-- Begin Information supplied --

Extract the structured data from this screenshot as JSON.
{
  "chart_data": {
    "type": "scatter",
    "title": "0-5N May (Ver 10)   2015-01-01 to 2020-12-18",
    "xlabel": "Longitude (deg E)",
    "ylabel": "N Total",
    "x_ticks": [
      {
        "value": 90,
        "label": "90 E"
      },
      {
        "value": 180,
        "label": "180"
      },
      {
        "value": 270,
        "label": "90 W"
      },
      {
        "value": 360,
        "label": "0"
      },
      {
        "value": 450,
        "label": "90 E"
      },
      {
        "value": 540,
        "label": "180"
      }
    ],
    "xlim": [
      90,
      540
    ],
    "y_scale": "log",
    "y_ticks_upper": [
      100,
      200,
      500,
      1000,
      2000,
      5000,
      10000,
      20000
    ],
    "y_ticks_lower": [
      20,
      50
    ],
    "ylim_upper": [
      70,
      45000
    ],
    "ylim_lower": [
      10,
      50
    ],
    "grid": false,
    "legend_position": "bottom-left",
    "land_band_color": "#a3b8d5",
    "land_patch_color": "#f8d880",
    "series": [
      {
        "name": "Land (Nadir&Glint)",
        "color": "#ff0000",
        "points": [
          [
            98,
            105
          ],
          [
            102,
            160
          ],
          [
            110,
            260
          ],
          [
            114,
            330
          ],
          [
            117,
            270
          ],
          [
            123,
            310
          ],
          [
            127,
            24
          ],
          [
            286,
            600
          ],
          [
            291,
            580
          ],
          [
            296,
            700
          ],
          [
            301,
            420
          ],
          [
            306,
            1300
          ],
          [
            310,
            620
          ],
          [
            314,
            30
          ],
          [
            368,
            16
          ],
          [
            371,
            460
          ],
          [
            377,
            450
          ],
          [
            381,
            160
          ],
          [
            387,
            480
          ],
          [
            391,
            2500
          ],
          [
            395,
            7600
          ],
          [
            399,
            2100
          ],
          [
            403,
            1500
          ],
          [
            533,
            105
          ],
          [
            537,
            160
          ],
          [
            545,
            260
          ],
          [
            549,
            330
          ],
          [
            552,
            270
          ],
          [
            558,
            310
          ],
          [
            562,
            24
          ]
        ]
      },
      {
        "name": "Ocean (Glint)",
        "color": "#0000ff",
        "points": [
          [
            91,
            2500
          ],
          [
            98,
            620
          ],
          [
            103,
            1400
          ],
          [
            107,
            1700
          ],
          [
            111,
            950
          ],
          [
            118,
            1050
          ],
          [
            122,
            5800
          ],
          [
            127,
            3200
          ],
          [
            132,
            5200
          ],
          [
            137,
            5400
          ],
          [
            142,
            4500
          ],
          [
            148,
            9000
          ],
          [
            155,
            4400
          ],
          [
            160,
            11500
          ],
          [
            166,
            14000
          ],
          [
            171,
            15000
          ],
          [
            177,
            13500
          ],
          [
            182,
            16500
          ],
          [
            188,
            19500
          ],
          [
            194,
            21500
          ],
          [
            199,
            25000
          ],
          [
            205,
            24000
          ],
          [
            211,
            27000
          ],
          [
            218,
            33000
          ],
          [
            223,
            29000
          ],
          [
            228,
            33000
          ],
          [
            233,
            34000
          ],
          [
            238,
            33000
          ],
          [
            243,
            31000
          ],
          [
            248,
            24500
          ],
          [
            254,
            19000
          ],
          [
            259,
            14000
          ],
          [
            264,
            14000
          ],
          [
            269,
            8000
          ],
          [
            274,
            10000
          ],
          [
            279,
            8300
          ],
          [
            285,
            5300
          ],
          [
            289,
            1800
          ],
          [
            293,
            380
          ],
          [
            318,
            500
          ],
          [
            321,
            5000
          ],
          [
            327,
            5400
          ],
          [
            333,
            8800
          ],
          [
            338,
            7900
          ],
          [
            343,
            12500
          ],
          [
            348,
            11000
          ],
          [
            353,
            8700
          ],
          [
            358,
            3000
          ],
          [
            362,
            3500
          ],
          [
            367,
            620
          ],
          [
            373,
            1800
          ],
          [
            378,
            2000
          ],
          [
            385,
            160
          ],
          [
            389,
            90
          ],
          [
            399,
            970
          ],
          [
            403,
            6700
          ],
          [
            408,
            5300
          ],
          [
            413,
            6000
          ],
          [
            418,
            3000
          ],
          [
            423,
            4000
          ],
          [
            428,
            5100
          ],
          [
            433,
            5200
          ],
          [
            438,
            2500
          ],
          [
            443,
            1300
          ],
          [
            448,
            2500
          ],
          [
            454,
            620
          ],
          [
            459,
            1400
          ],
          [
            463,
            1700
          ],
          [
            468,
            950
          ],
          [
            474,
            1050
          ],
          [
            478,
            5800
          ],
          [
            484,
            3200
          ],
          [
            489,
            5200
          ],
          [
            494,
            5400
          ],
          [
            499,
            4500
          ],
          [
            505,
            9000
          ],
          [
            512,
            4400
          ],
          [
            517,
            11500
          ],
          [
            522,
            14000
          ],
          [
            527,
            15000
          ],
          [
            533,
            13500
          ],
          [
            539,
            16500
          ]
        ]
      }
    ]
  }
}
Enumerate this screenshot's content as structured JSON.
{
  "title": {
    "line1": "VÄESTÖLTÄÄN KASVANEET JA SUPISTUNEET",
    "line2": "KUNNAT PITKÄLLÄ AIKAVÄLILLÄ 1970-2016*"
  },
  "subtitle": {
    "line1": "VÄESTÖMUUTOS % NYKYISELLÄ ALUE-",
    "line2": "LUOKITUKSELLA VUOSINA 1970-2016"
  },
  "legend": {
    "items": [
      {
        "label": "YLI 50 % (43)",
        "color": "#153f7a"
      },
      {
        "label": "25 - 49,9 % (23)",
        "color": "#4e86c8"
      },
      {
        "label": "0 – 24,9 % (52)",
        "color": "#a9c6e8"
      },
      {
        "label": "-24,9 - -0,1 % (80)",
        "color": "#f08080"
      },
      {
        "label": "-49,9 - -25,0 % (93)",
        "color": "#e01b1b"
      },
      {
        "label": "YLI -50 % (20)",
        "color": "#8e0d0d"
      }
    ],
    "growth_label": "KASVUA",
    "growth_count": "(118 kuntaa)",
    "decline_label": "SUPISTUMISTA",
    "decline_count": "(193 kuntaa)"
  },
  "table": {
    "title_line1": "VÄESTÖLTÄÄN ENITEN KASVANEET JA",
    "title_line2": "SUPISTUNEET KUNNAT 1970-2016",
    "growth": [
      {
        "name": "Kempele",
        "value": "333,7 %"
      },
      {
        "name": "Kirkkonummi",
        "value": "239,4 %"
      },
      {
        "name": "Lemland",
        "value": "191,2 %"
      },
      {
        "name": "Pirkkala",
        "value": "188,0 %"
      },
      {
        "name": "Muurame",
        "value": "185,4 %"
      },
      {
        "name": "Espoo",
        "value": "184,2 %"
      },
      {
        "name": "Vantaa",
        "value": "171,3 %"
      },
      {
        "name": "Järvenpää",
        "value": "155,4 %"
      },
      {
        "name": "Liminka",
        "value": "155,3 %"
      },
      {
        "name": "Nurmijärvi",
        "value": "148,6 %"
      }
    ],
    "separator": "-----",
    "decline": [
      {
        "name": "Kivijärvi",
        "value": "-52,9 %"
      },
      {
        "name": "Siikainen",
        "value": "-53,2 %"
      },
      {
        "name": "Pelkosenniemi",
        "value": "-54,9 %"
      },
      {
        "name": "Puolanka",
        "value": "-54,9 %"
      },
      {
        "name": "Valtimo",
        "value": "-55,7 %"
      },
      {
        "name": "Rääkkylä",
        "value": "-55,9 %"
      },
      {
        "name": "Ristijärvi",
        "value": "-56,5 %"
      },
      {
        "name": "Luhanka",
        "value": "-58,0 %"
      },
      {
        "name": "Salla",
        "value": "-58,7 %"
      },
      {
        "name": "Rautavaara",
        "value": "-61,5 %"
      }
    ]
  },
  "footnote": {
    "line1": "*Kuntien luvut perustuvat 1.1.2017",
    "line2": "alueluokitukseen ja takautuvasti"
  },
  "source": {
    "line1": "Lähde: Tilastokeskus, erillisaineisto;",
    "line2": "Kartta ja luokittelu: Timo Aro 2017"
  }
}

-- End Information supplied --

— Written problem —
Show each line in the entries that holds the string "VÄESTÖLTÄÄN".

— Solution —
    "line1": "VÄESTÖLTÄÄN KASVANEET JA SUPISTUNEET",
    "title_line1": "VÄESTÖLTÄÄN ENITEN KASVANEET JA",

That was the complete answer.